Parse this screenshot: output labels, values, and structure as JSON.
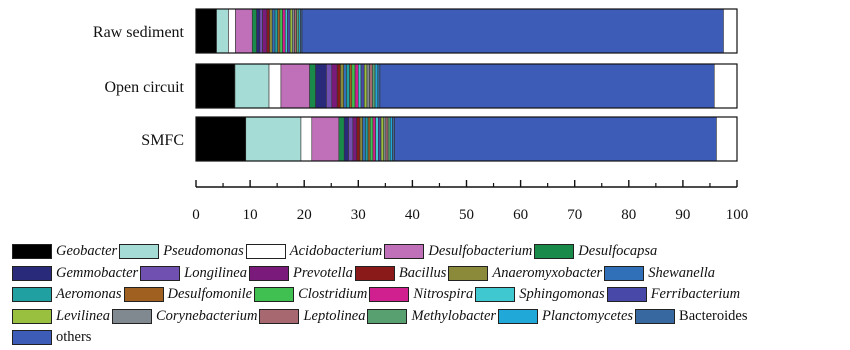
{
  "chart_data": {
    "type": "bar",
    "orientation": "horizontal",
    "stacked": true,
    "categories": [
      "Raw sediment",
      "Open circuit",
      "SMFC"
    ],
    "xlim": [
      0,
      100
    ],
    "xticks": [
      "0",
      "10",
      "20",
      "30",
      "40",
      "50",
      "60",
      "70",
      "80",
      "90",
      "100"
    ],
    "legend_position": "bottom",
    "series": [
      {
        "name": "Geobacter",
        "color": "#000000",
        "italic": true,
        "values": [
          3.8,
          7.2,
          9.2
        ]
      },
      {
        "name": "Pseudomonas",
        "color": "#a6dcd6",
        "italic": true,
        "values": [
          2.2,
          6.3,
          10.2
        ]
      },
      {
        "name": "Acidobacterium",
        "color": "#ffffff",
        "italic": true,
        "values": [
          1.3,
          2.2,
          2.0
        ]
      },
      {
        "name": "Desulfobacterium",
        "color": "#c070b8",
        "italic": true,
        "values": [
          3.1,
          5.3,
          5.0
        ]
      },
      {
        "name": "Desulfocapsa",
        "color": "#1a8a4a",
        "italic": true,
        "values": [
          0.8,
          1.1,
          1.0
        ]
      },
      {
        "name": "Gemmobacter",
        "color": "#2a2a7a",
        "italic": true,
        "values": [
          0.6,
          2.0,
          0.8
        ]
      },
      {
        "name": "Longilinea",
        "color": "#7050b0",
        "italic": true,
        "values": [
          0.5,
          1.0,
          0.8
        ]
      },
      {
        "name": "Prevotella",
        "color": "#7a1a7a",
        "italic": true,
        "values": [
          0.8,
          1.0,
          0.7
        ]
      },
      {
        "name": "Bacillus",
        "color": "#8a1a1a",
        "italic": true,
        "values": [
          0.5,
          0.6,
          0.6
        ]
      },
      {
        "name": "Anaeromyxobacter",
        "color": "#8a8a3a",
        "italic": true,
        "values": [
          0.5,
          0.6,
          0.5
        ]
      },
      {
        "name": "Shewanella",
        "color": "#3070b8",
        "italic": true,
        "values": [
          0.5,
          0.5,
          0.5
        ]
      },
      {
        "name": "Aeromonas",
        "color": "#20a0a0",
        "italic": true,
        "values": [
          0.5,
          0.6,
          0.5
        ]
      },
      {
        "name": "Desulfomonile",
        "color": "#a06020",
        "italic": true,
        "values": [
          0.4,
          0.4,
          0.4
        ]
      },
      {
        "name": "Clostridium",
        "color": "#40c050",
        "italic": true,
        "values": [
          0.5,
          0.6,
          0.5
        ]
      },
      {
        "name": "Nitrospira",
        "color": "#d02090",
        "italic": true,
        "values": [
          0.5,
          0.6,
          0.5
        ]
      },
      {
        "name": "Sphingomonas",
        "color": "#40c8d0",
        "italic": true,
        "values": [
          0.4,
          0.5,
          0.5
        ]
      },
      {
        "name": "Ferribacterium",
        "color": "#4848a8",
        "italic": true,
        "values": [
          0.5,
          0.6,
          0.5
        ]
      },
      {
        "name": "Levilinea",
        "color": "#9ac040",
        "italic": true,
        "values": [
          0.4,
          0.5,
          0.5
        ]
      },
      {
        "name": "Corynebacterium",
        "color": "#808890",
        "italic": true,
        "values": [
          0.4,
          0.5,
          0.4
        ]
      },
      {
        "name": "Leptolinea",
        "color": "#a86870",
        "italic": true,
        "values": [
          0.4,
          0.5,
          0.4
        ]
      },
      {
        "name": "Methylobacter",
        "color": "#58a070",
        "italic": true,
        "values": [
          0.4,
          0.5,
          0.4
        ]
      },
      {
        "name": "Planctomycetes",
        "color": "#20a8d8",
        "italic": true,
        "values": [
          0.3,
          0.5,
          0.4
        ]
      },
      {
        "name": "Bacteroides",
        "color": "#3868a0",
        "italic": false,
        "values": [
          0.3,
          0.4,
          0.4
        ]
      },
      {
        "name": "others",
        "color": "#3c5cb8",
        "italic": false,
        "values": [
          77.9,
          61.8,
          59.5
        ]
      }
    ]
  }
}
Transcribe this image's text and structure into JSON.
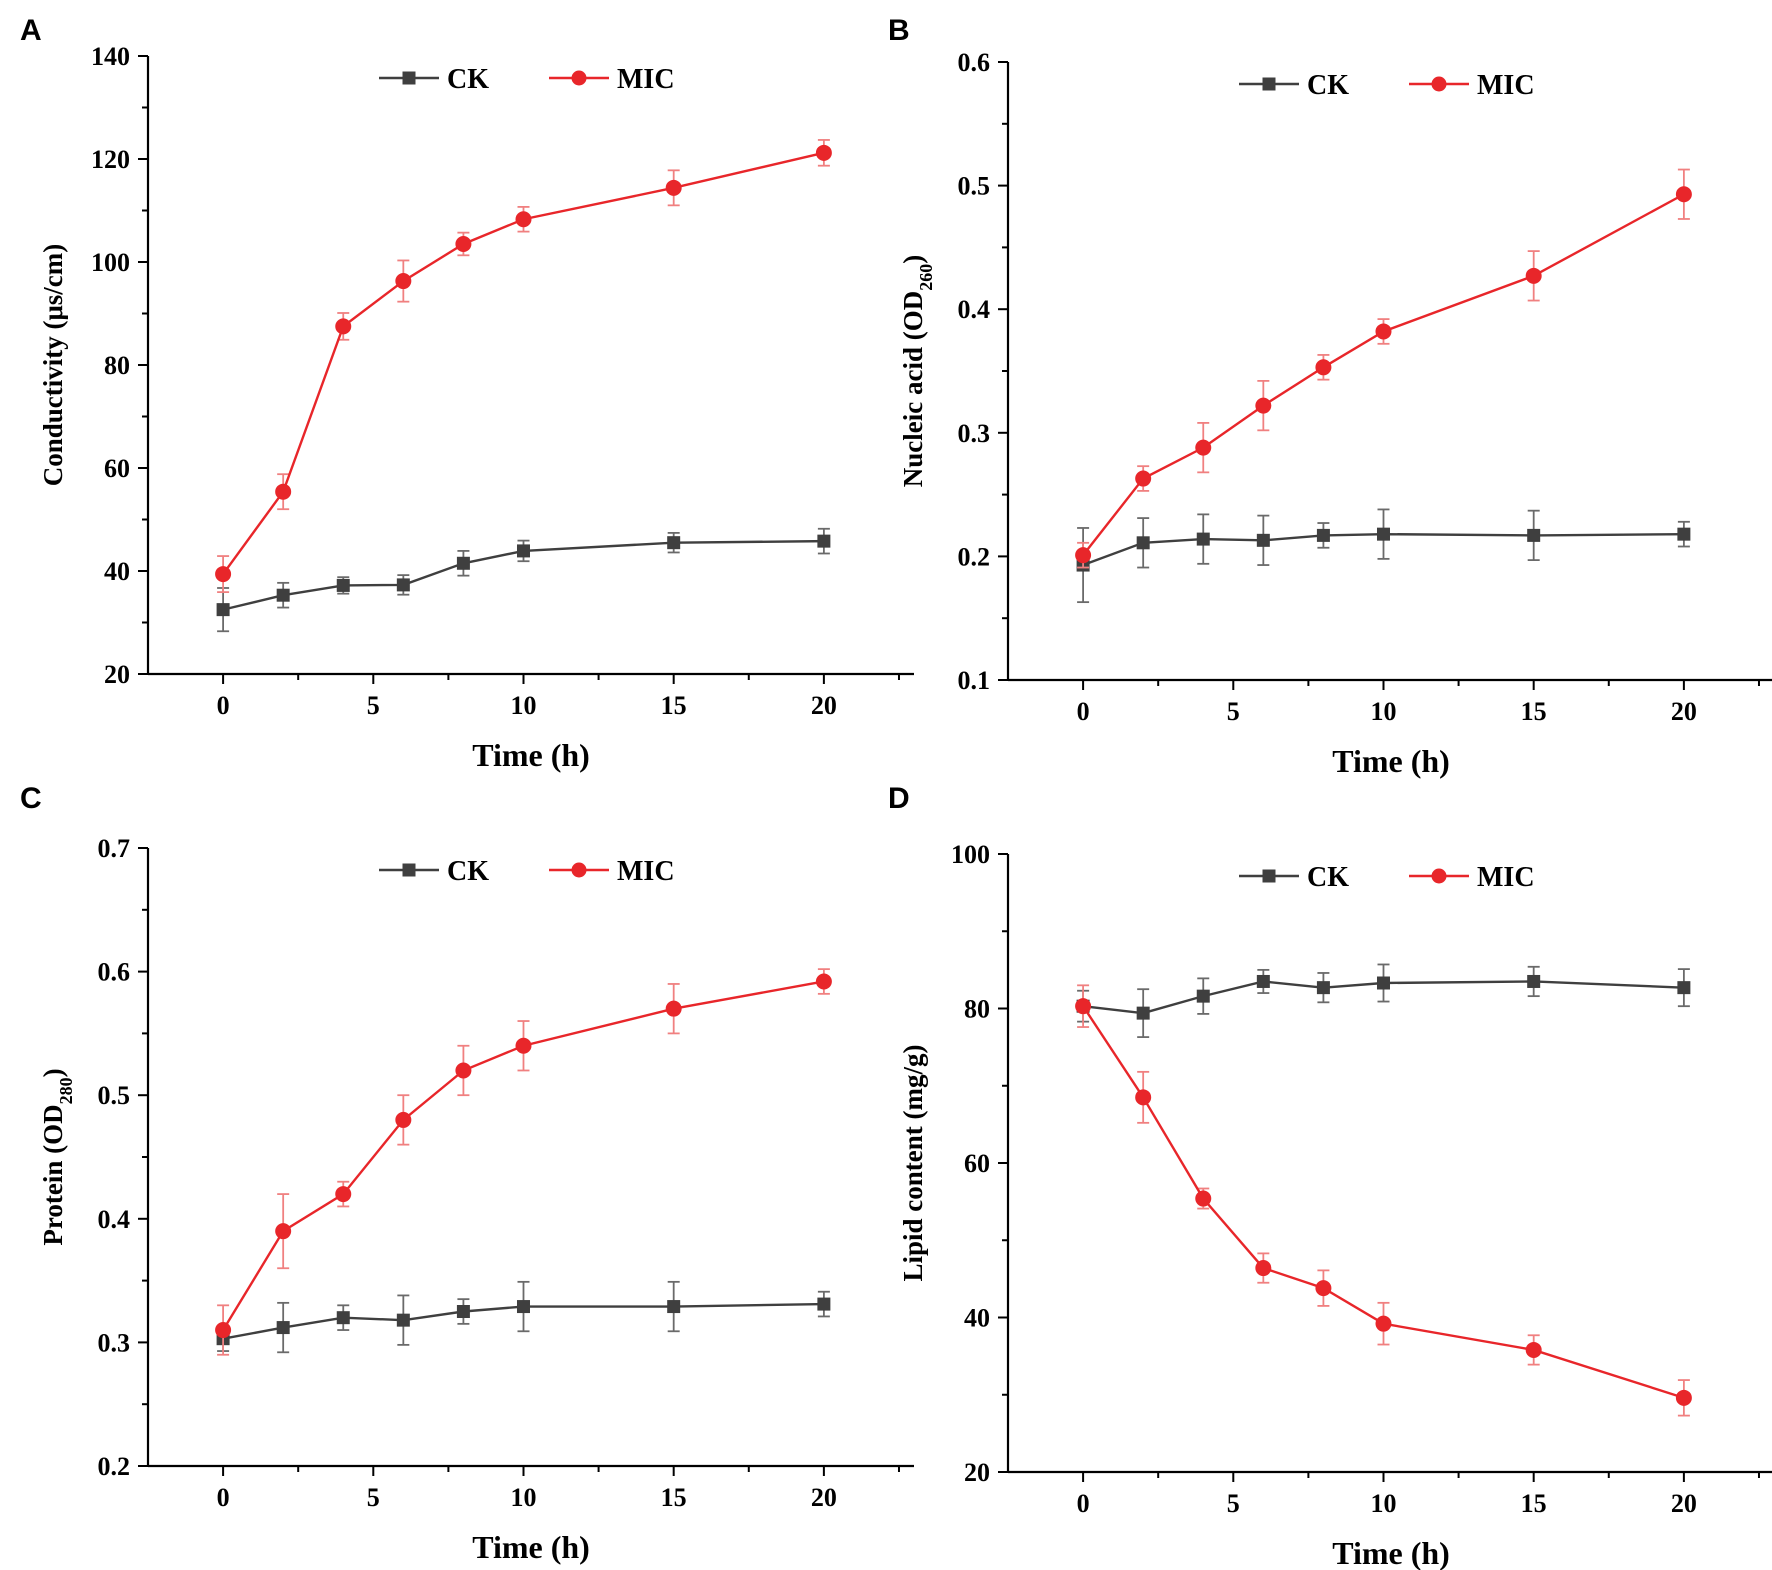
{
  "colors": {
    "ck": "#3f3f3f",
    "mic": "#e8262a",
    "axis": "#000000"
  },
  "chart_data": [
    {
      "panel": "A",
      "type": "line",
      "xlabel": "Time (h)",
      "ylabel": "Conductivity (μs/cm)",
      "ylabel_sub": "",
      "ylabel_tail": "",
      "xlim": [
        -2.5,
        23
      ],
      "ylim": [
        20,
        140
      ],
      "xticks": [
        0,
        5,
        10,
        15,
        20
      ],
      "yticks": [
        20,
        40,
        60,
        80,
        100,
        120,
        140
      ],
      "ytick_labels": [
        "20",
        "40",
        "60",
        "80",
        "100",
        "120",
        "140"
      ],
      "legend": [
        "CK",
        "MIC"
      ],
      "x": [
        0,
        2,
        4,
        6,
        8,
        10,
        15,
        20
      ],
      "series": [
        {
          "name": "CK",
          "marker": "square",
          "values": [
            32.5,
            35.3,
            37.2,
            37.3,
            41.5,
            43.9,
            45.5,
            45.8
          ],
          "errors": [
            4.2,
            2.4,
            1.6,
            1.9,
            2.4,
            2.0,
            1.9,
            2.4
          ]
        },
        {
          "name": "MIC",
          "marker": "circle",
          "values": [
            39.4,
            55.4,
            87.5,
            96.3,
            103.5,
            108.3,
            114.4,
            121.2
          ],
          "errors": [
            3.5,
            3.4,
            2.6,
            4.0,
            2.2,
            2.4,
            3.4,
            2.5
          ]
        }
      ]
    },
    {
      "panel": "B",
      "type": "line",
      "xlabel": "Time (h)",
      "ylabel": "Nucleic acid (OD",
      "ylabel_sub": "260",
      "ylabel_tail": ")",
      "xlim": [
        -2.5,
        23
      ],
      "ylim": [
        0.1,
        0.6
      ],
      "xticks": [
        0,
        5,
        10,
        15,
        20
      ],
      "yticks": [
        0.1,
        0.2,
        0.3,
        0.4,
        0.5,
        0.6
      ],
      "ytick_labels": [
        "0.1",
        "0.2",
        "0.3",
        "0.4",
        "0.5",
        "0.6"
      ],
      "legend": [
        "CK",
        "MIC"
      ],
      "x": [
        0,
        2,
        4,
        6,
        8,
        10,
        15,
        20
      ],
      "series": [
        {
          "name": "CK",
          "marker": "square",
          "values": [
            0.193,
            0.211,
            0.214,
            0.213,
            0.217,
            0.218,
            0.217,
            0.218
          ],
          "errors": [
            0.03,
            0.02,
            0.02,
            0.02,
            0.01,
            0.02,
            0.02,
            0.01
          ]
        },
        {
          "name": "MIC",
          "marker": "circle",
          "values": [
            0.201,
            0.263,
            0.288,
            0.322,
            0.353,
            0.382,
            0.427,
            0.493
          ],
          "errors": [
            0.01,
            0.01,
            0.02,
            0.02,
            0.01,
            0.01,
            0.02,
            0.02
          ]
        }
      ]
    },
    {
      "panel": "C",
      "type": "line",
      "xlabel": "Time (h)",
      "ylabel": "Protein (OD",
      "ylabel_sub": "280",
      "ylabel_tail": ")",
      "xlim": [
        -2.5,
        23
      ],
      "ylim": [
        0.2,
        0.7
      ],
      "xticks": [
        0,
        5,
        10,
        15,
        20
      ],
      "yticks": [
        0.2,
        0.3,
        0.4,
        0.5,
        0.6,
        0.7
      ],
      "ytick_labels": [
        "0.2",
        "0.3",
        "0.4",
        "0.5",
        "0.6",
        "0.7"
      ],
      "legend": [
        "CK",
        "MIC"
      ],
      "x": [
        0,
        2,
        4,
        6,
        8,
        10,
        15,
        20
      ],
      "series": [
        {
          "name": "CK",
          "marker": "square",
          "values": [
            0.303,
            0.312,
            0.32,
            0.318,
            0.325,
            0.329,
            0.329,
            0.331
          ],
          "errors": [
            0.01,
            0.02,
            0.01,
            0.02,
            0.01,
            0.02,
            0.02,
            0.01
          ]
        },
        {
          "name": "MIC",
          "marker": "circle",
          "values": [
            0.31,
            0.39,
            0.42,
            0.48,
            0.52,
            0.54,
            0.57,
            0.592
          ],
          "errors": [
            0.02,
            0.03,
            0.01,
            0.02,
            0.02,
            0.02,
            0.02,
            0.01
          ]
        }
      ]
    },
    {
      "panel": "D",
      "type": "line",
      "xlabel": "Time (h)",
      "ylabel": "Lipid content (mg/g)",
      "ylabel_sub": "",
      "ylabel_tail": "",
      "xlim": [
        -2.5,
        23
      ],
      "ylim": [
        20,
        100
      ],
      "xticks": [
        0,
        5,
        10,
        15,
        20
      ],
      "yticks": [
        20,
        40,
        60,
        80,
        100
      ],
      "ytick_labels": [
        "20",
        "40",
        "60",
        "80",
        "100"
      ],
      "legend": [
        "CK",
        "MIC"
      ],
      "x": [
        0,
        2,
        4,
        6,
        8,
        10,
        15,
        20
      ],
      "series": [
        {
          "name": "CK",
          "marker": "square",
          "values": [
            80.3,
            79.4,
            81.6,
            83.5,
            82.7,
            83.3,
            83.5,
            82.7
          ],
          "errors": [
            2.0,
            3.1,
            2.3,
            1.5,
            1.9,
            2.4,
            1.9,
            2.4
          ]
        },
        {
          "name": "MIC",
          "marker": "circle",
          "values": [
            80.3,
            68.5,
            55.4,
            46.4,
            43.8,
            39.2,
            35.8,
            29.6
          ],
          "errors": [
            2.7,
            3.3,
            1.3,
            1.9,
            2.3,
            2.7,
            1.9,
            2.3
          ]
        }
      ]
    }
  ]
}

== == ==

_REQUIRED ACTION_
After identifying the lines above that contain "structure", copy each one.

_EXERCISE OUTPUT_
Parse this screenshot: output labels, values, and structure as JSON.
Transcribe this image's text and structure into JSON.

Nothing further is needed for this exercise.